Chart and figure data

□ □ □ □

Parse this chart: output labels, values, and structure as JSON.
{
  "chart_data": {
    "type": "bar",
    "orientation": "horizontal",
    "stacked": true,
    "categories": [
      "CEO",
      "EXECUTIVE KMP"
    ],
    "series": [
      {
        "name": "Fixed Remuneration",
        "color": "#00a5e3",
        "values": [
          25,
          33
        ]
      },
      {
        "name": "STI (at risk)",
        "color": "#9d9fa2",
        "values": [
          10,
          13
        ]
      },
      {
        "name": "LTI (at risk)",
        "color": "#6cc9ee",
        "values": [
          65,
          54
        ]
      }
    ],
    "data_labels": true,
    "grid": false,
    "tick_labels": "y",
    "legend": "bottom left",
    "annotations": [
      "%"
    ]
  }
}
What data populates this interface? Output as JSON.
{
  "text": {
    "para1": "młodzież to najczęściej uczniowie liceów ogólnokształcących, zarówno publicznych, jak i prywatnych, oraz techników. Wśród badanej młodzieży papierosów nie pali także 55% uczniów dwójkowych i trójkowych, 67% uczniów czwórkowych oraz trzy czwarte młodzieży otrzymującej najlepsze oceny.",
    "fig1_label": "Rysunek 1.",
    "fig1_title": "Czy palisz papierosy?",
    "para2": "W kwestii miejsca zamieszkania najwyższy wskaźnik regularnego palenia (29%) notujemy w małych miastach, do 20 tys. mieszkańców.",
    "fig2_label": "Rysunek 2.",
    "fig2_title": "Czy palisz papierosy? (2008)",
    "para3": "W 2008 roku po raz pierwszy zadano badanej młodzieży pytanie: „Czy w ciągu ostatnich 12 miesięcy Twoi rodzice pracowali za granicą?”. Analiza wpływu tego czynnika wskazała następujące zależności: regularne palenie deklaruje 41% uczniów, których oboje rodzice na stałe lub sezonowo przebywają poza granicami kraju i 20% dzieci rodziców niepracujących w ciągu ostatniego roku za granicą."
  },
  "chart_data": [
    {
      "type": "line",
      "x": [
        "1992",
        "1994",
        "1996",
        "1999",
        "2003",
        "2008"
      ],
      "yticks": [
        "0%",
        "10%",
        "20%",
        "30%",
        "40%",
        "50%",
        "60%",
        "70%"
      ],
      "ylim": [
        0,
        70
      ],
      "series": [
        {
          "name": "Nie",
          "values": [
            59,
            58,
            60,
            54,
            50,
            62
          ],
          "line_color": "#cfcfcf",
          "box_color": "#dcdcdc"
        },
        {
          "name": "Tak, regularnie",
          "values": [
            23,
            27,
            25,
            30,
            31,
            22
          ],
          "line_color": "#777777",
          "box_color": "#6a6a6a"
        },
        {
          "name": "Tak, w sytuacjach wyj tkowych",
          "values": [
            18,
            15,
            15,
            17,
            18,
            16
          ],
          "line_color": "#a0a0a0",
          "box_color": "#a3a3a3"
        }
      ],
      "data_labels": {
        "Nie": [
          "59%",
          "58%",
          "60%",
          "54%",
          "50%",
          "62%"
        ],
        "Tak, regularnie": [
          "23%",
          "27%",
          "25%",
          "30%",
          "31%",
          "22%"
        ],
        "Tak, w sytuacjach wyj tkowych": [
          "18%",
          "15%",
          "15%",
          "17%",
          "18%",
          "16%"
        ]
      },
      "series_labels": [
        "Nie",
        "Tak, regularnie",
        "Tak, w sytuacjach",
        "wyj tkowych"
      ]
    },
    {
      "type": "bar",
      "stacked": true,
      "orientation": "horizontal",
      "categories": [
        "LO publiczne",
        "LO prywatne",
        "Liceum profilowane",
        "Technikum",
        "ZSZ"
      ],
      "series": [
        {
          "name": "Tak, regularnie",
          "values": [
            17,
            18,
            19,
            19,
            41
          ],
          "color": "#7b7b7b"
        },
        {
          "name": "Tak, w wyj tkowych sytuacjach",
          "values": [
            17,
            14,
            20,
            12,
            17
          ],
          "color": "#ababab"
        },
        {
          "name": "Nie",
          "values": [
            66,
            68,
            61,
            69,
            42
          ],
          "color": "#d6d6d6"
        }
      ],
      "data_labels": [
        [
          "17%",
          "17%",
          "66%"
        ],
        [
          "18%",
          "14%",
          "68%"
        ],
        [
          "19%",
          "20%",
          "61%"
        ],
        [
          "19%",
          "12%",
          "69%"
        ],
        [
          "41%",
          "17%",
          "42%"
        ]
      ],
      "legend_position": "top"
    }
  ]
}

□ □ □ □

Look through the entries and return every line where "JSON" appears.

### [Solved exercise]
Parse this chart: output labels, values, and structure as JSON.
What data populates this interface? Output as JSON.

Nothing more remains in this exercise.